# WHAT YOU HAVE TO DO
Copy out every line exactly, passing over the pictures.

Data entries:
=-=-=-=-=

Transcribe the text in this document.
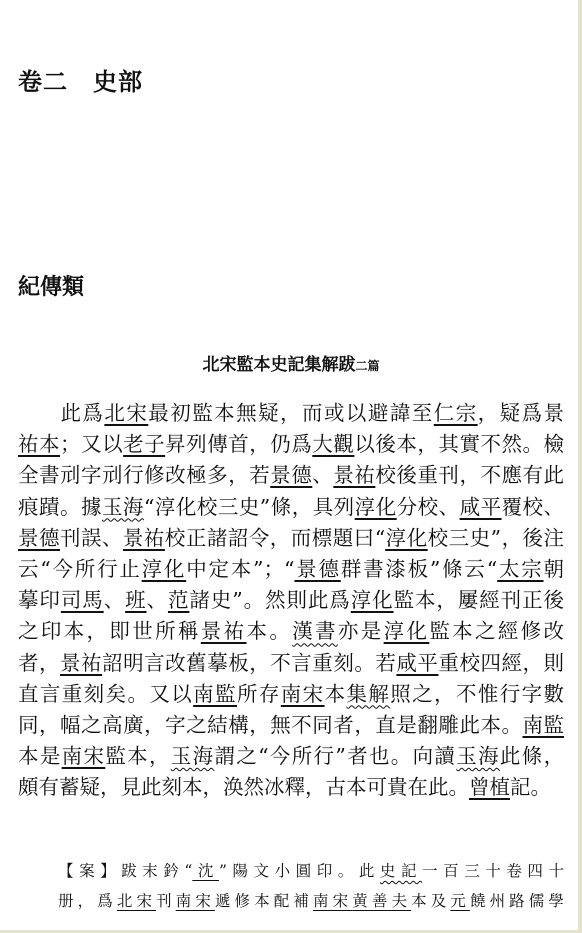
卷二　史部
紀傳類
北宋監本史記集解跋二篇
此爲北宋最初監本無疑，而或以避諱至仁宗，疑爲景
祐本；又以老子昇列傳首，仍爲大觀以後本，其實不然。檢
全書刓字刓行修改極多，若景德、景祐校後重刊，不應有此
痕蹟。據玉海“淳化校三史”條，具列淳化分校、咸平覆校、
景德刊誤、景祐校正諸詔令，而標題曰“淳化校三史”，後注
云“今所行止淳化中定本”；“景德群書漆板”條云“太宗朝
摹印司馬、班、范諸史”。然則此爲淳化監本，屢經刊正後
之印本，即世所稱景祐本。漢書亦是淳化監本之經修改
者，景祐詔明言改舊摹板，不言重刻。若咸平重校四經，則
直言重刻矣。又以南監所存南宋本集解照之，不惟行字數
同，幅之高廣，字之結構，無不同者，直是翻雕此本。南監
本是南宋監本，玉海謂之“今所行”者也。向讀玉海此條，
頗有蓄疑，見此刻本，涣然冰釋，古本可貴在此。曾植記。
【案】跋末鈐“沈”陽文小圓印。此史記一百三十卷四十
册，爲北宋刊南宋遞修本配補南宋黄善夫本及元饒州路儒學
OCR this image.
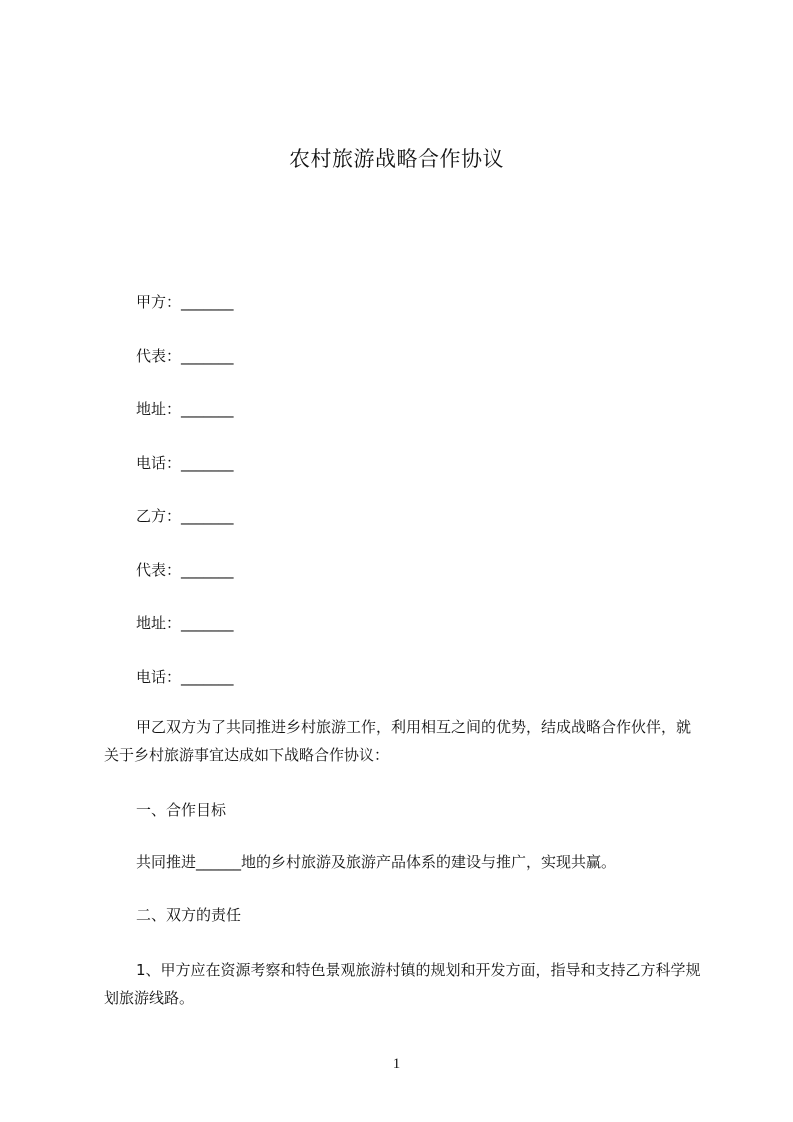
农村旅游战略合作协议
甲方：_______
代表：_______
地址：_______
电话：_______
乙方：_______
代表：_______
地址：_______
电话：_______
甲乙双方为了共同推进乡村旅游工作，利用相互之间的优势，结成战略合作伙伴，就关于乡村旅游事宜达成如下战略合作协议：
一、合作目标
共同推进______地的乡村旅游及旅游产品体系的建设与推广，实现共赢。
二、双方的责任
1、甲方应在资源考察和特色景观旅游村镇的规划和开发方面，指导和支持乙方科学规划旅游线路。
1
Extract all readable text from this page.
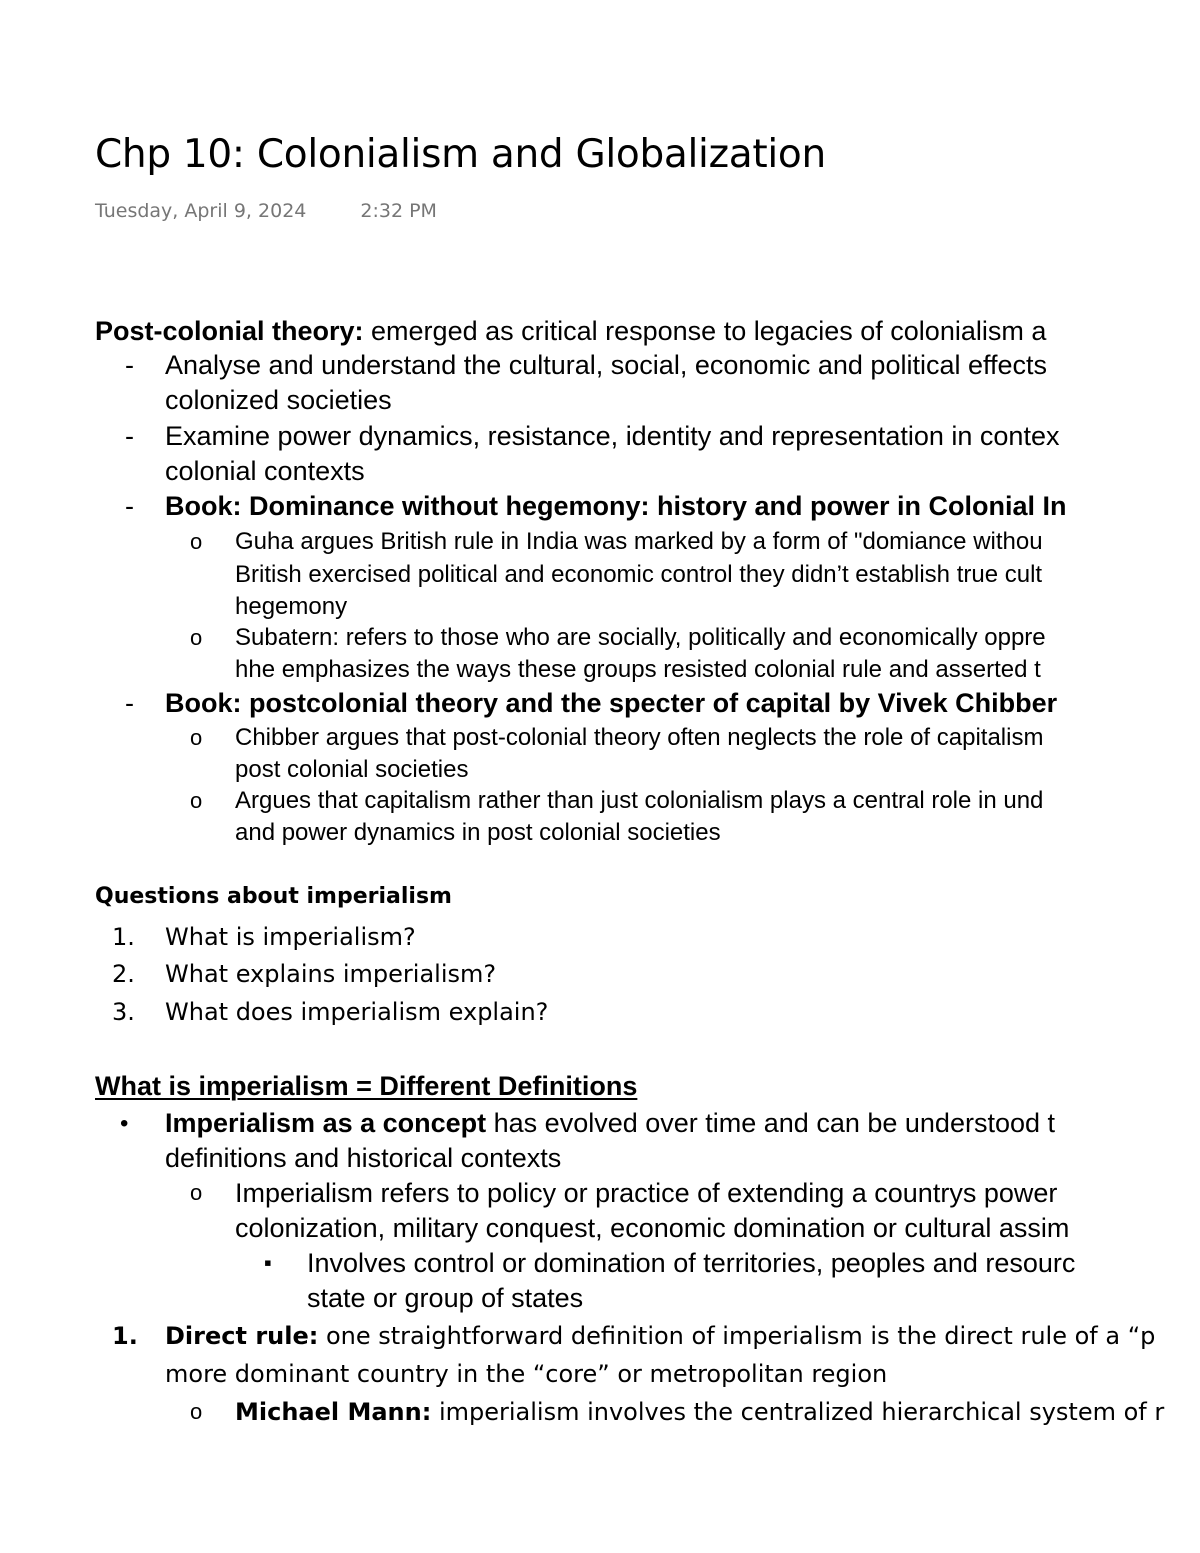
Chp 10: Colonialism and Globalization
Tuesday, April 9, 2024	2:32 PM
Post-colonial theory: emerged as critical response to legacies of colonialism a
- Analyse and understand the cultural, social, economic and political effects
colonized societies
- Examine power dynamics, resistance, identity and representation in contex
colonial contexts
- Book: Dominance without hegemony: history and power in Colonial In
o Guha argues British rule in India was marked by a form of "domiance withou
British exercised political and economic control they didn’t establish true cult
hegemony
o Subatern: refers to those who are socially, politically and economically oppre
hhe emphasizes the ways these groups resisted colonial rule and asserted t
- Book: postcolonial theory and the specter of capital by Vivek Chibber
o Chibber argues that post-colonial theory often neglects the role of capitalism
post colonial societies
o Argues that capitalism rather than just colonialism plays a central role in und
and power dynamics in post colonial societies
Questions about imperialism
1. What is imperialism?
2. What explains imperialism?
3. What does imperialism explain?
What is imperialism = Different Definitions
• Imperialism as a concept has evolved over time and can be understood t
definitions and historical contexts
o Imperialism refers to policy or practice of extending a countrys power
colonization, military conquest, economic domination or cultural assim
▪ Involves control or domination of territories, peoples and resourc
state or group of states
1. Direct rule: one straightforward definition of imperialism is the direct rule of a “p
more dominant country in the “core” or metropolitan region
o Michael Mann: imperialism involves the centralized hierarchical system of r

=-=-=-=-=

# ANSWER TO THE TASK
Transcribe the text in this document.
卷二　史部
紀傳類
北宋監本史記集解跋二篇
此爲北宋最初監本無疑，而或以避諱至仁宗，疑爲景
祐本；又以老子昇列傳首，仍爲大觀以後本，其實不然。檢
全書刓字刓行修改極多，若景德、景祐校後重刊，不應有此
痕蹟。據玉海“淳化校三史”條，具列淳化分校、咸平覆校、
景德刊誤、景祐校正諸詔令，而標題曰“淳化校三史”，後注
云“今所行止淳化中定本”；“景德群書漆板”條云“太宗朝
摹印司馬、班、范諸史”。然則此爲淳化監本，屢經刊正後
之印本，即世所稱景祐本。漢書亦是淳化監本之經修改
者，景祐詔明言改舊摹板，不言重刻。若咸平重校四經，則
直言重刻矣。又以南監所存南宋本集解照之，不惟行字數
同，幅之高廣，字之結構，無不同者，直是翻雕此本。南監
本是南宋監本，玉海謂之“今所行”者也。向讀玉海此條，
頗有蓄疑，見此刻本，涣然冰釋，古本可貴在此。曾植記。
【案】跋末鈐“沈”陽文小圓印。此史記一百三十卷四十
册，爲北宋刊南宋遞修本配補南宋黄善夫本及元饒州路儒學
OCR this image.
农村旅游战略合作协议
甲方：_______
代表：_______
地址：_______
电话：_______
乙方：_______
代表：_______
地址：_______
电话：_______
甲乙双方为了共同推进乡村旅游工作，利用相互之间的优势，结成战略合作伙伴，就关于乡村旅游事宜达成如下战略合作协议：
一、合作目标
共同推进______地的乡村旅游及旅游产品体系的建设与推广，实现共赢。
二、双方的责任
1、甲方应在资源考察和特色景观旅游村镇的规划和开发方面，指导和支持乙方科学规划旅游线路。
1
Extract all readable text from this page.
Chp 10: Colonialism and Globalization
Tuesday, April 9, 2024	2:32 PM
Post-colonial theory: emerged as critical response to legacies of colonialism a
- Analyse and understand the cultural, social, economic and political effects
colonized societies
- Examine power dynamics, resistance, identity and representation in contex
colonial contexts
- Book: Dominance without hegemony: history and power in Colonial In
o Guha argues British rule in India was marked by a form of "domiance withou
British exercised political and economic control they didn’t establish true cult
hegemony
o Subatern: refers to those who are socially, politically and economically oppre
hhe emphasizes the ways these groups resisted colonial rule and asserted t
- Book: postcolonial theory and the specter of capital by Vivek Chibber
o Chibber argues that post-colonial theory often neglects the role of capitalism
post colonial societies
o Argues that capitalism rather than just colonialism plays a central role in und
and power dynamics in post colonial societies
Questions about imperialism
1. What is imperialism?
2. What explains imperialism?
3. What does imperialism explain?
What is imperialism = Different Definitions
• Imperialism as a concept has evolved over time and can be understood t
definitions and historical contexts
o Imperialism refers to policy or practice of extending a countrys power
colonization, military conquest, economic domination or cultural assim
▪ Involves control or domination of territories, peoples and resourc
state or group of states
1. Direct rule: one straightforward definition of imperialism is the direct rule of a “p
more dominant country in the “core” or metropolitan region
o Michael Mann: imperialism involves the centralized hierarchical system of r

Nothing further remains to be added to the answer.